▶ _WORK TO DO_
Nothing but the lines from the one with "Type out the text in this image." to the final line should be returned, each exactly as it appears.

▶ _DATA IN THIS EXERCISE_
------

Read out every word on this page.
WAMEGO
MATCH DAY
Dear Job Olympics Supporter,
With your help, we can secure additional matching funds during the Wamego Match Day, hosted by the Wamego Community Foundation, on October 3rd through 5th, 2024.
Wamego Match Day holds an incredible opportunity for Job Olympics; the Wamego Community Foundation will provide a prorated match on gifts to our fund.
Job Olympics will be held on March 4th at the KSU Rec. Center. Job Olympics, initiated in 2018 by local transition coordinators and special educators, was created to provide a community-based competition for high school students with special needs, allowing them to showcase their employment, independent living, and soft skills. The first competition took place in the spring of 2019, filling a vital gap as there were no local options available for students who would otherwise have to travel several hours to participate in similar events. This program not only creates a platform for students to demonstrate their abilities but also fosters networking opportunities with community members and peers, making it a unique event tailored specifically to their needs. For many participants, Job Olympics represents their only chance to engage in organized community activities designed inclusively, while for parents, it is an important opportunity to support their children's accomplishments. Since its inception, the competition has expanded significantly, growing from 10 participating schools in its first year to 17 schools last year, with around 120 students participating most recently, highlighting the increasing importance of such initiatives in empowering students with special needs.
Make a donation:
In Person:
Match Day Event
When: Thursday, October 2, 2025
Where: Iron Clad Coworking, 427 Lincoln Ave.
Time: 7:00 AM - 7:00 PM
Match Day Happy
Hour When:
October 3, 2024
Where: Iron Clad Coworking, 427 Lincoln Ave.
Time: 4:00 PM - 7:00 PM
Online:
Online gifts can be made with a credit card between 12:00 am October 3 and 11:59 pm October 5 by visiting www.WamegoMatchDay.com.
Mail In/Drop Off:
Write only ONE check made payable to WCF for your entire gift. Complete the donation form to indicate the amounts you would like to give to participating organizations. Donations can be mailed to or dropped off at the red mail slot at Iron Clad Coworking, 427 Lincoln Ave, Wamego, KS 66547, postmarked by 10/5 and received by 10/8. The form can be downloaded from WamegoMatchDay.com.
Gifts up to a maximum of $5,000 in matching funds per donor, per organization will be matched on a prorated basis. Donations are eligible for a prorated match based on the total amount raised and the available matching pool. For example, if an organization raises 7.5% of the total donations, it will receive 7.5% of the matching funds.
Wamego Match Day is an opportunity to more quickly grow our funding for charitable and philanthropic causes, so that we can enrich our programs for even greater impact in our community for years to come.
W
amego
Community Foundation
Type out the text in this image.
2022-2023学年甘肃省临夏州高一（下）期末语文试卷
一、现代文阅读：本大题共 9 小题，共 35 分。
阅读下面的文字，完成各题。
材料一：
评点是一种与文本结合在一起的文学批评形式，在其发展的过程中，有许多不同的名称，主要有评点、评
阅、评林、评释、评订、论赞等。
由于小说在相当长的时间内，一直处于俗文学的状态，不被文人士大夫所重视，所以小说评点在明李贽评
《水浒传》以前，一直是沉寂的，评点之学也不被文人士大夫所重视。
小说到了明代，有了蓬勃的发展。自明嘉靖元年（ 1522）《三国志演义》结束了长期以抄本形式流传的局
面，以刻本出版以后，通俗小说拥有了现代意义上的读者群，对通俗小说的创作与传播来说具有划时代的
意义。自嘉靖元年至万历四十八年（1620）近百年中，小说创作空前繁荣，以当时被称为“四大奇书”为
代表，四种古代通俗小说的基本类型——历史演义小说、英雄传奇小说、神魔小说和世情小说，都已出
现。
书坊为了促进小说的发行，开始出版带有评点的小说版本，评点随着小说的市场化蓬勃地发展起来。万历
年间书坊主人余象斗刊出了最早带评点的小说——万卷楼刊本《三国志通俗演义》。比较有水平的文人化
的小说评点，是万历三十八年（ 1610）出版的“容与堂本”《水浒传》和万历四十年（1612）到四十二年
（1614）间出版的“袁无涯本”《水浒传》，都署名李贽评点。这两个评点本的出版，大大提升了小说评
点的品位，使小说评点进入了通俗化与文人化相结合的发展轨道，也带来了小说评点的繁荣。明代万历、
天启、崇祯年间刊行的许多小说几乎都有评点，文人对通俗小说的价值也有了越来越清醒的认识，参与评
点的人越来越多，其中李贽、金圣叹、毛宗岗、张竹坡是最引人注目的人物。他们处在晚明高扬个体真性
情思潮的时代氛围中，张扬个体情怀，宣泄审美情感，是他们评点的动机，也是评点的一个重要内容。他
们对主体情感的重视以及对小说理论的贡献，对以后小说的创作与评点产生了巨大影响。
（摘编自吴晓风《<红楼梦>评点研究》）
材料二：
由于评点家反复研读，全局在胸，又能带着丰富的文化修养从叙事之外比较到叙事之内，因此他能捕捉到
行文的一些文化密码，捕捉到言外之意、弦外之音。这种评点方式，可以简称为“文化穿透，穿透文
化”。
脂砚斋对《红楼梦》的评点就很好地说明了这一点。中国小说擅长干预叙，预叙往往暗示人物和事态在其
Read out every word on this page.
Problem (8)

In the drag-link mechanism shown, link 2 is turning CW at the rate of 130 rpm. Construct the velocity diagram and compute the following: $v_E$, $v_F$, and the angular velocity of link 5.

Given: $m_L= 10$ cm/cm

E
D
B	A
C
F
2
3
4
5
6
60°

------

▶ _ANSWER BELOW_
Type out the text in this image.
2022-2023学年甘肃省临夏州高一（下）期末语文试卷
一、现代文阅读：本大题共 9 小题，共 35 分。
阅读下面的文字，完成各题。
材料一：
评点是一种与文本结合在一起的文学批评形式，在其发展的过程中，有许多不同的名称，主要有评点、评
阅、评林、评释、评订、论赞等。
由于小说在相当长的时间内，一直处于俗文学的状态，不被文人士大夫所重视，所以小说评点在明李贽评
《水浒传》以前，一直是沉寂的，评点之学也不被文人士大夫所重视。
小说到了明代，有了蓬勃的发展。自明嘉靖元年（ 1522）《三国志演义》结束了长期以抄本形式流传的局
面，以刻本出版以后，通俗小说拥有了现代意义上的读者群，对通俗小说的创作与传播来说具有划时代的
意义。自嘉靖元年至万历四十八年（1620）近百年中，小说创作空前繁荣，以当时被称为“四大奇书”为
代表，四种古代通俗小说的基本类型——历史演义小说、英雄传奇小说、神魔小说和世情小说，都已出
现。
书坊为了促进小说的发行，开始出版带有评点的小说版本，评点随着小说的市场化蓬勃地发展起来。万历
年间书坊主人余象斗刊出了最早带评点的小说——万卷楼刊本《三国志通俗演义》。比较有水平的文人化
的小说评点，是万历三十八年（ 1610）出版的“容与堂本”《水浒传》和万历四十年（1612）到四十二年
（1614）间出版的“袁无涯本”《水浒传》，都署名李贽评点。这两个评点本的出版，大大提升了小说评
点的品位，使小说评点进入了通俗化与文人化相结合的发展轨道，也带来了小说评点的繁荣。明代万历、
天启、崇祯年间刊行的许多小说几乎都有评点，文人对通俗小说的价值也有了越来越清醒的认识，参与评
点的人越来越多，其中李贽、金圣叹、毛宗岗、张竹坡是最引人注目的人物。他们处在晚明高扬个体真性
情思潮的时代氛围中，张扬个体情怀，宣泄审美情感，是他们评点的动机，也是评点的一个重要内容。他
们对主体情感的重视以及对小说理论的贡献，对以后小说的创作与评点产生了巨大影响。
（摘编自吴晓风《<红楼梦>评点研究》）
材料二：
由于评点家反复研读，全局在胸，又能带着丰富的文化修养从叙事之外比较到叙事之内，因此他能捕捉到
行文的一些文化密码，捕捉到言外之意、弦外之音。这种评点方式，可以简称为“文化穿透，穿透文
化”。
脂砚斋对《红楼梦》的评点就很好地说明了这一点。中国小说擅长干预叙，预叙往往暗示人物和事态在其
Read out every word on this page.
Problem (8)

In the drag-link mechanism shown, link 2 is turning CW at the rate of 130 rpm. Construct the velocity diagram and compute the following: $v_E$, $v_F$, and the angular velocity of link 5.

Given: $m_L= 10$ cm/cm

E
D
B	A
C
F
2
3
4
5
6
60°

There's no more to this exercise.